→ **Exercise prompt**
Recast the part of the listing that opens with the line containing "location-dropdown[interactable]: p <box>0" and closes with the line containing "grid-file-icon[interactable] <box>155 413" as a JSON list of strings, one string per line, leaving out blank lines.

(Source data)

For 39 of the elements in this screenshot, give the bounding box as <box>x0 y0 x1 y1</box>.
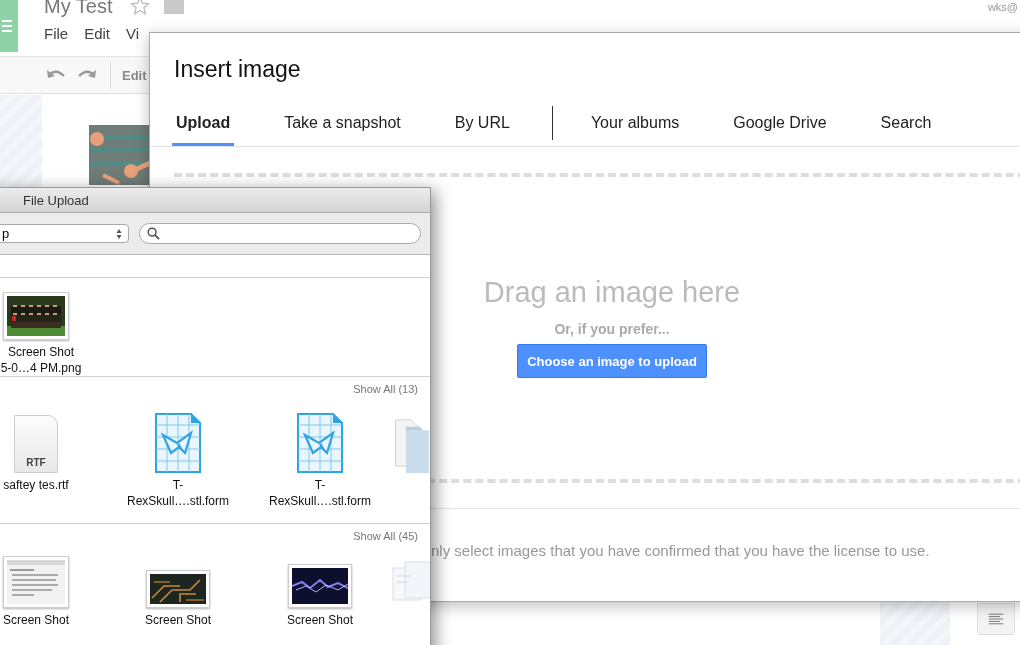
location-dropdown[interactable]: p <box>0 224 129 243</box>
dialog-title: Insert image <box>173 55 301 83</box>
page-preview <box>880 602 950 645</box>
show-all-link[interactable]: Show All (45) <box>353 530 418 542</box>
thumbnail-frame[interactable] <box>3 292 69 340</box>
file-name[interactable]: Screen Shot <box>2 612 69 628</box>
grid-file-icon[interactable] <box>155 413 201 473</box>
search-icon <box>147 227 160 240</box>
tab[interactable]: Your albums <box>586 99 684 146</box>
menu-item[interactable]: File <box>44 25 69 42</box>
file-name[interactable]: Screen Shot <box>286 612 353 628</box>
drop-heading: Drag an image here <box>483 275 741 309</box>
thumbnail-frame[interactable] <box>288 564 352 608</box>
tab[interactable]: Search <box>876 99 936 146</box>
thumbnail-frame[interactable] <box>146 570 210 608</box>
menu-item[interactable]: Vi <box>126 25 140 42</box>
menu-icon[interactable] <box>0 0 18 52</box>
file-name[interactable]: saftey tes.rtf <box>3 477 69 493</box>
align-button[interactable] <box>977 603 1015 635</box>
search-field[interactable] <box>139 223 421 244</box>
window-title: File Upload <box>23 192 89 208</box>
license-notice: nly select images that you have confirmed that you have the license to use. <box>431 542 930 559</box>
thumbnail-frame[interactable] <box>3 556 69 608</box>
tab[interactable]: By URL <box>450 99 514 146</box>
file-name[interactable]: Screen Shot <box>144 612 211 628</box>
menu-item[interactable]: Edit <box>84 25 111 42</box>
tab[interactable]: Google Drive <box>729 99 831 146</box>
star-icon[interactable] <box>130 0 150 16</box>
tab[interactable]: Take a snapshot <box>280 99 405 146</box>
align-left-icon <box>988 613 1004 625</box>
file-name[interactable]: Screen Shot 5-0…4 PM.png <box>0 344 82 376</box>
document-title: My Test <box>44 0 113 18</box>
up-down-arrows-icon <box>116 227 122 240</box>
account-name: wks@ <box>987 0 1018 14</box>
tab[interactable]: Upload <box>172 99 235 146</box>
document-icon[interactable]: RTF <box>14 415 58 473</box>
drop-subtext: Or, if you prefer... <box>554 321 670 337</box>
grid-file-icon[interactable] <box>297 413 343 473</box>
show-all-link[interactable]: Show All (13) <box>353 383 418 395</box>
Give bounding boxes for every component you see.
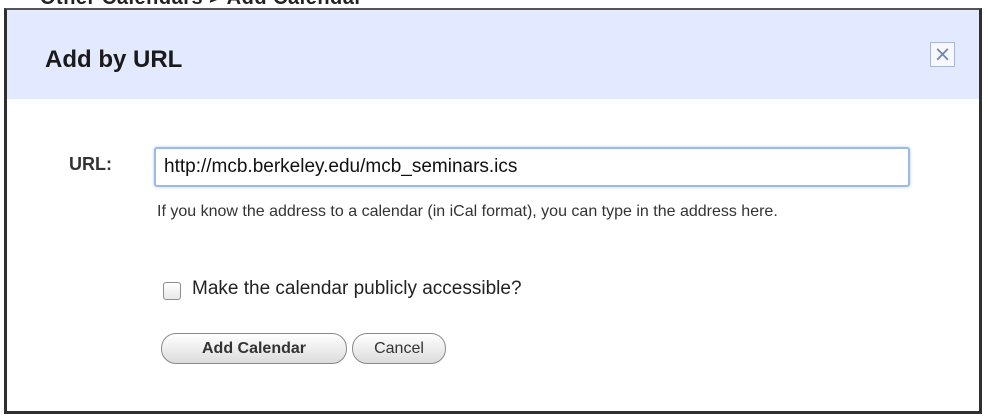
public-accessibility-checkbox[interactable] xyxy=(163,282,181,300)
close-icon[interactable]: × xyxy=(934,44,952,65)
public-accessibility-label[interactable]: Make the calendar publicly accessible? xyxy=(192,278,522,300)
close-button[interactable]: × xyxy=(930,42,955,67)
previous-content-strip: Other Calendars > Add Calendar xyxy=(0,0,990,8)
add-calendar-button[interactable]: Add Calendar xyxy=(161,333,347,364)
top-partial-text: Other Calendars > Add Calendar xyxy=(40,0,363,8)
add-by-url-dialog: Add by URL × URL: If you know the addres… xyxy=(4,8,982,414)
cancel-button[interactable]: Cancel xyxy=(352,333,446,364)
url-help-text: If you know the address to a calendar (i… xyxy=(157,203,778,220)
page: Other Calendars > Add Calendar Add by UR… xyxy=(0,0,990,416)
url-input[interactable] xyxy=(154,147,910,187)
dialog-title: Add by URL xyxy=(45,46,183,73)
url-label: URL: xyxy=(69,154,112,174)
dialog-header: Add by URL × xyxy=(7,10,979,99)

--

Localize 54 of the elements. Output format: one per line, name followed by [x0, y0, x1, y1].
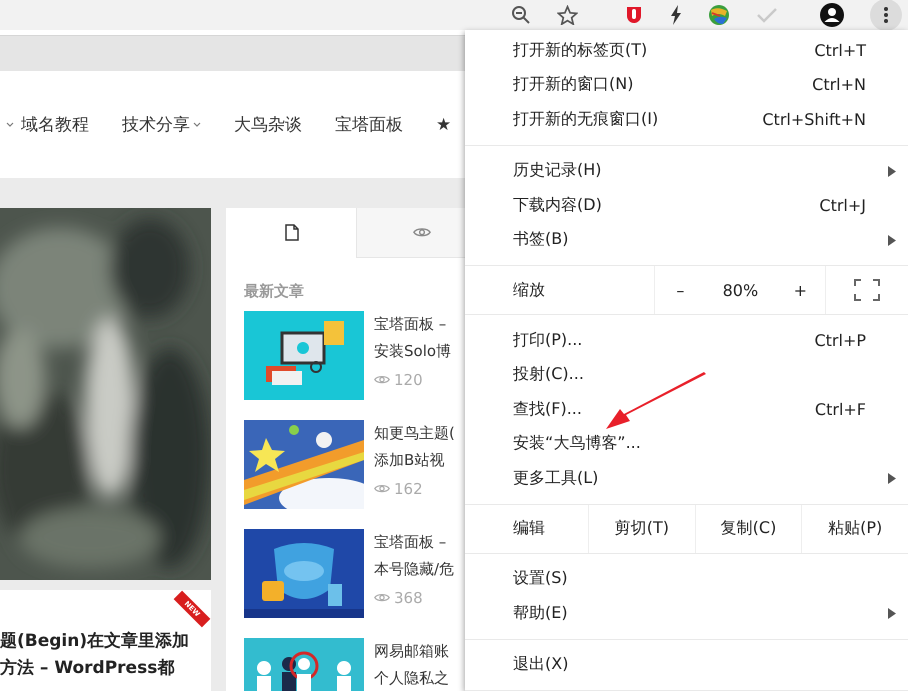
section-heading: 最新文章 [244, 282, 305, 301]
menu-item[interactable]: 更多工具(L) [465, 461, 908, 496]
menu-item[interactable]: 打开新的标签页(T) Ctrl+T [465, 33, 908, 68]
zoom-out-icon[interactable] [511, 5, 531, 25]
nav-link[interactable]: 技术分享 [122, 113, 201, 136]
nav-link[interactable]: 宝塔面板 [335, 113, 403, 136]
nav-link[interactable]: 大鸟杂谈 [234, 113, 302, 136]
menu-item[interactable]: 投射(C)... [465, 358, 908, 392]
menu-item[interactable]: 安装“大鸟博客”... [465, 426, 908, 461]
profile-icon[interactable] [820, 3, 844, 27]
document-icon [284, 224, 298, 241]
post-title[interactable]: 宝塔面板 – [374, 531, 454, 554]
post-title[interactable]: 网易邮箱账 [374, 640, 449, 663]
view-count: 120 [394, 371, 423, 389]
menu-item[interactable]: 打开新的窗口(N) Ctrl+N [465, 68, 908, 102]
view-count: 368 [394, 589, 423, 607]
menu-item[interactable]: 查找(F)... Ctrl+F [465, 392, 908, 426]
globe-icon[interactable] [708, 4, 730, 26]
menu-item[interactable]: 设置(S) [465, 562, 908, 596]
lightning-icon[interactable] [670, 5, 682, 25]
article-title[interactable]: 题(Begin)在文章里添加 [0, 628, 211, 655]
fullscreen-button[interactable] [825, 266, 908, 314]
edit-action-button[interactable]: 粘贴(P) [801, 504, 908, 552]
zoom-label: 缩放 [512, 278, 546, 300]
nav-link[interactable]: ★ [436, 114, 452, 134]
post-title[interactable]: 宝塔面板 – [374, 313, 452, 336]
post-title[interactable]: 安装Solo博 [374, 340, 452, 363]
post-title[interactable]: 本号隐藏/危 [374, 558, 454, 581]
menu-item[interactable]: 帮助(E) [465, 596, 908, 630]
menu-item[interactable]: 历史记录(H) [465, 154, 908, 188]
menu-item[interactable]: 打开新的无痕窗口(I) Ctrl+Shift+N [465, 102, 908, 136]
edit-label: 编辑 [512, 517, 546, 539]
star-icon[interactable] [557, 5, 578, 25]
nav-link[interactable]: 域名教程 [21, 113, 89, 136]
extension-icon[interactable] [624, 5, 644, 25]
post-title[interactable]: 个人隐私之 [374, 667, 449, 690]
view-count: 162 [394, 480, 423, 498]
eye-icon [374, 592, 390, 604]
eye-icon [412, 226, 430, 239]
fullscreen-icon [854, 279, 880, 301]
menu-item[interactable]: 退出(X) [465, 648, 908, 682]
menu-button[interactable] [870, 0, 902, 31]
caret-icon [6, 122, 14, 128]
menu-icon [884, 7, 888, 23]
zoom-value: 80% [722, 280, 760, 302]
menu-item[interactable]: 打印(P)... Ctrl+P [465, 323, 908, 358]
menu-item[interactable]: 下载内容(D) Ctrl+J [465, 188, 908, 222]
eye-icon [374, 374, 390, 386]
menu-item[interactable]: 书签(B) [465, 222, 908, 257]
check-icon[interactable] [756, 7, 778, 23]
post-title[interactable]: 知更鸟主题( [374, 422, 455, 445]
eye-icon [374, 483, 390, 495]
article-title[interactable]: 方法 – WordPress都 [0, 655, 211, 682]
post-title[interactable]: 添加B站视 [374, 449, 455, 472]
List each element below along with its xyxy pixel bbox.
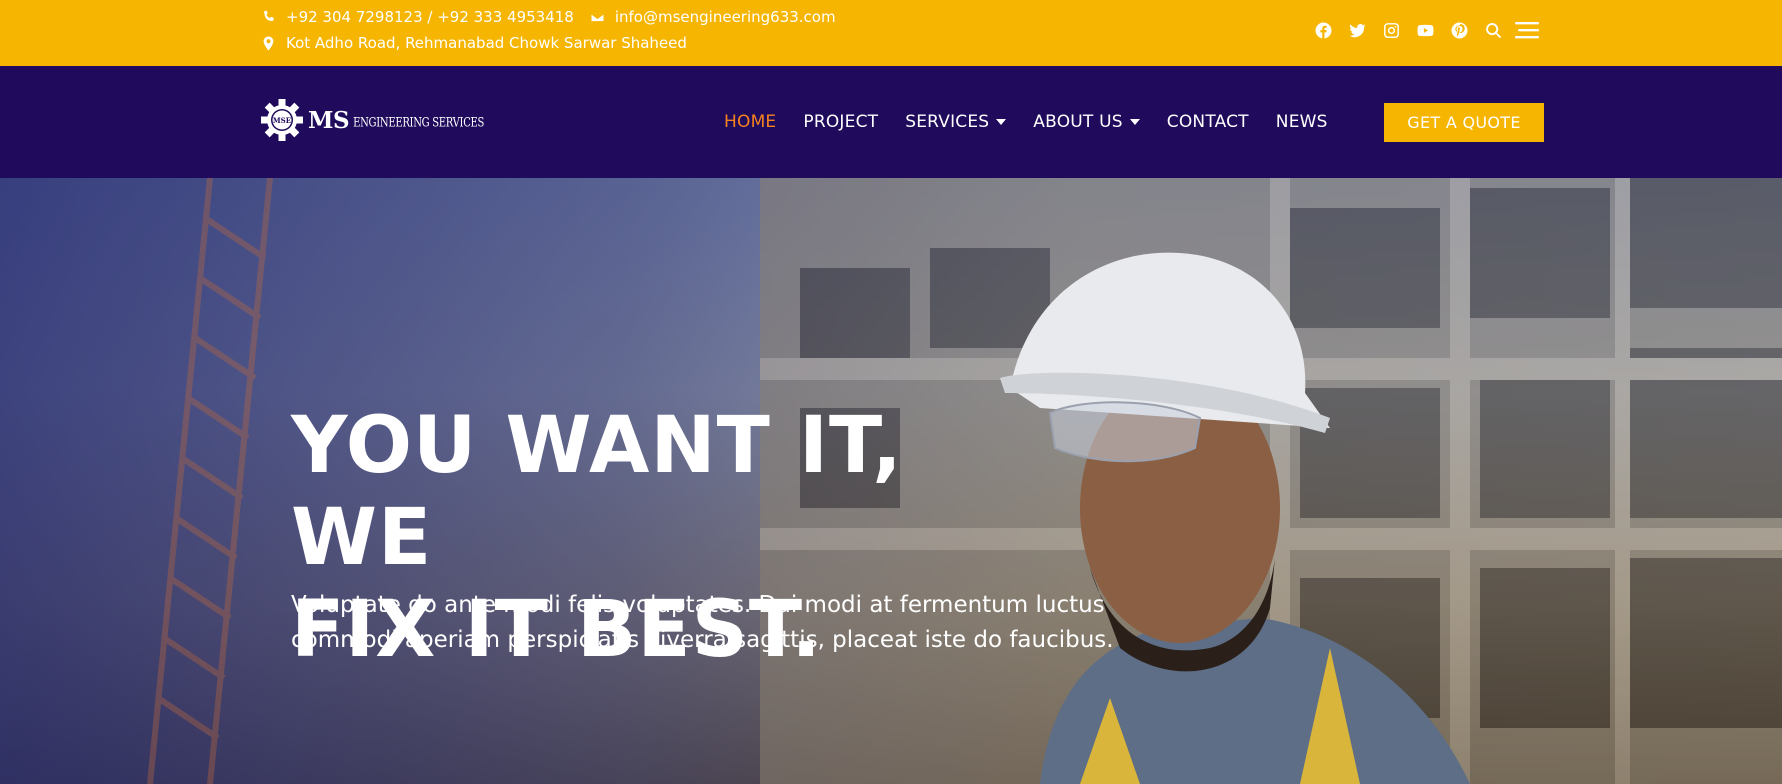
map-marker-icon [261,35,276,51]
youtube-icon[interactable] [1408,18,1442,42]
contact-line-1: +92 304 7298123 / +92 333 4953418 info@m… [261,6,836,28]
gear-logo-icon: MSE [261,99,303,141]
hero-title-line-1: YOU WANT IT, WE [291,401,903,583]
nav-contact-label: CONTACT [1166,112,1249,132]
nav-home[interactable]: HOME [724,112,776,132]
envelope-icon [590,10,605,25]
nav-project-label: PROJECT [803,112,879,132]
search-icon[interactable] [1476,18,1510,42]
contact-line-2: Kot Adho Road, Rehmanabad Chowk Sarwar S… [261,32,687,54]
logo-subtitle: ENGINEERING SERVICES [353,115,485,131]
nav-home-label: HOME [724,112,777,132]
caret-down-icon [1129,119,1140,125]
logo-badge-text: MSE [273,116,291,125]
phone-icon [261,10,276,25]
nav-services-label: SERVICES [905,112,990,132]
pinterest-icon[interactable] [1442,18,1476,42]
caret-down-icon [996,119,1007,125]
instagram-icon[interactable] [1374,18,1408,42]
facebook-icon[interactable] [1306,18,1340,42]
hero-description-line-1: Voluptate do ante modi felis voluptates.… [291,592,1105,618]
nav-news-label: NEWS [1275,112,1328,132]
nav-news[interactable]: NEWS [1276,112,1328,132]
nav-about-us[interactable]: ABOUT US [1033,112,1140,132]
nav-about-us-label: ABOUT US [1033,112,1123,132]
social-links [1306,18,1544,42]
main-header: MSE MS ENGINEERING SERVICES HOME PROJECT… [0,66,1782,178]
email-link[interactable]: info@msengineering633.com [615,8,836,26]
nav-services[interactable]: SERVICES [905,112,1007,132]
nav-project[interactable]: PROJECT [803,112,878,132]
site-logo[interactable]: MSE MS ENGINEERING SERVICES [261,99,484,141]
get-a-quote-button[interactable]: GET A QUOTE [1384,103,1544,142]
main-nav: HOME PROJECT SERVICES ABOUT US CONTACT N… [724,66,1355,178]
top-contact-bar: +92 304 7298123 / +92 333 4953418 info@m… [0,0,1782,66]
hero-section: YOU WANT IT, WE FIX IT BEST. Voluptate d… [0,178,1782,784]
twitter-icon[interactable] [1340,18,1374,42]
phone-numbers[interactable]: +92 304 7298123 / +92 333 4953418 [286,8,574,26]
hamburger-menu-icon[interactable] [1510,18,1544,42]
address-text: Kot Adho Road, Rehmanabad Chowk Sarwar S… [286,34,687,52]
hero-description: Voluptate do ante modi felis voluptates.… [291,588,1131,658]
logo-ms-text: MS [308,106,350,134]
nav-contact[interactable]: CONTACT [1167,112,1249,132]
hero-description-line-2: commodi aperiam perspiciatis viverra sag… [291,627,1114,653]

--

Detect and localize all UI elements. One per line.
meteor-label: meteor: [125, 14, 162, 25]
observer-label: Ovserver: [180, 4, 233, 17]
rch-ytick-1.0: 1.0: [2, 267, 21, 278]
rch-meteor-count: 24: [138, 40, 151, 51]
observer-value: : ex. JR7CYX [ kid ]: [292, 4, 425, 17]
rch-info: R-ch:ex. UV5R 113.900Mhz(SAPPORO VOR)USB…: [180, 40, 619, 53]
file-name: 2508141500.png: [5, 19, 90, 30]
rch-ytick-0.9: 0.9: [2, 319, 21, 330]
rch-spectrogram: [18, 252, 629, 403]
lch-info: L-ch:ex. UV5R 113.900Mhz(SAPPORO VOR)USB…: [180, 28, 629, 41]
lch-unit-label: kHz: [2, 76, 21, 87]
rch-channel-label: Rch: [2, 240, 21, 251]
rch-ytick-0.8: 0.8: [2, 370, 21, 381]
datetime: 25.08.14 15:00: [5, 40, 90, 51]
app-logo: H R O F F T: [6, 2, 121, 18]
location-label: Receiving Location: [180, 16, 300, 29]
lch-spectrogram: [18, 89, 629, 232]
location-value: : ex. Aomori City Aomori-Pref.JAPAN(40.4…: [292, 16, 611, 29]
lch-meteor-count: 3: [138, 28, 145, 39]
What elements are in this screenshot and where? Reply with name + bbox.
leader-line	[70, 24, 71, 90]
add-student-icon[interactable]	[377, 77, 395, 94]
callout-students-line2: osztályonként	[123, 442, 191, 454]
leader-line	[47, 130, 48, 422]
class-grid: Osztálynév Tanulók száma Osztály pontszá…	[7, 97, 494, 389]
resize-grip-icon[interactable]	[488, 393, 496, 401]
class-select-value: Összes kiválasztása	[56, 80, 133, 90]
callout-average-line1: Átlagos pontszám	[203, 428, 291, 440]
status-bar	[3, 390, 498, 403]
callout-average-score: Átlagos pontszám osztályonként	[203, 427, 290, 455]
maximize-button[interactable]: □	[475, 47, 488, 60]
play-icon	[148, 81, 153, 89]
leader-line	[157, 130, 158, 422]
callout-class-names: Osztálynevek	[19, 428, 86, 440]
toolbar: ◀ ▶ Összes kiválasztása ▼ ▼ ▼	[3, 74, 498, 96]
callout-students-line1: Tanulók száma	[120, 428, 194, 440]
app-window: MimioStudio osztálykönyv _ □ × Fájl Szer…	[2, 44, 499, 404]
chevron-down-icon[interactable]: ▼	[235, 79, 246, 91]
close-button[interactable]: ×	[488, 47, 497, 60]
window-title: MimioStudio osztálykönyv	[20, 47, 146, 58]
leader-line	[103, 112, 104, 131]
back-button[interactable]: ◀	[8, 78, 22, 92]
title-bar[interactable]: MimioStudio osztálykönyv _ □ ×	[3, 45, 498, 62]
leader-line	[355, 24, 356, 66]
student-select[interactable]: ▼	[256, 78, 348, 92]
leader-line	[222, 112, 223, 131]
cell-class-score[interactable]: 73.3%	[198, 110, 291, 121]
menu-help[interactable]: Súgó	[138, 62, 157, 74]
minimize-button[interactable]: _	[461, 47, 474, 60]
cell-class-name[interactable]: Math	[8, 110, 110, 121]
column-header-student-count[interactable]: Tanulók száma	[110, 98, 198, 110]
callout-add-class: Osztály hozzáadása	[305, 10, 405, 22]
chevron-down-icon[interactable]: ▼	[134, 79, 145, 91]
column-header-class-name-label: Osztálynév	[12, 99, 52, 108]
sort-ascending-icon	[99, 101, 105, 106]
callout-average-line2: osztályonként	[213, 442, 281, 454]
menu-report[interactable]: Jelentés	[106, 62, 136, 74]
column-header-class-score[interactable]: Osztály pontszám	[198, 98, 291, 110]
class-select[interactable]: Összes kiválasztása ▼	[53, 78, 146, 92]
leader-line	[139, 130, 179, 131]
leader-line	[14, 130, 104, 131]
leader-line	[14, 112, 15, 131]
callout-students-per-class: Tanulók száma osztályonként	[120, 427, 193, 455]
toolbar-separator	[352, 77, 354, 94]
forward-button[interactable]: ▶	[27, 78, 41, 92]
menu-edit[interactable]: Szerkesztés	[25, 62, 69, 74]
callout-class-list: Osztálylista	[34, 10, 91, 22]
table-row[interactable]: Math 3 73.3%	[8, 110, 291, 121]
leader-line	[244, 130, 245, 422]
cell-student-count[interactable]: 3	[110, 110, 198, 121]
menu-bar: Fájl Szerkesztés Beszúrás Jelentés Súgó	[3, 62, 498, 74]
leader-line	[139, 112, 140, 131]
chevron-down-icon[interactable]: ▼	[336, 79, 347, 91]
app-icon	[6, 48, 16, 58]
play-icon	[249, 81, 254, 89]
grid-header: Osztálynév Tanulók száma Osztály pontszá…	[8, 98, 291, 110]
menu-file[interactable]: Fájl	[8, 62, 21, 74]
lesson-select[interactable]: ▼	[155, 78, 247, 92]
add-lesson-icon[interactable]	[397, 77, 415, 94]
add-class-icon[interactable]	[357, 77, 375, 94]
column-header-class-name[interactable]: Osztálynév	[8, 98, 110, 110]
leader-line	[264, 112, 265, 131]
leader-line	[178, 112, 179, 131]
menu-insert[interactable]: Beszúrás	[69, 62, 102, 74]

→ **Written answer**
[
  "location-dropdown[interactable]: p <box>0 224 129 243</box>",
  "dialog-title: Insert image <box>173 55 301 83</box>",
  "page-preview <box>880 602 950 645</box>",
  "show-all-link[interactable]: Show All (45) <box>353 530 418 542</box>",
  "thumbnail-frame[interactable] <box>3 292 69 340</box>",
  "file-name[interactable]: Screen Shot <box>2 612 69 628</box>",
  "grid-file-icon[interactable] <box>155 413 201 473</box>"
]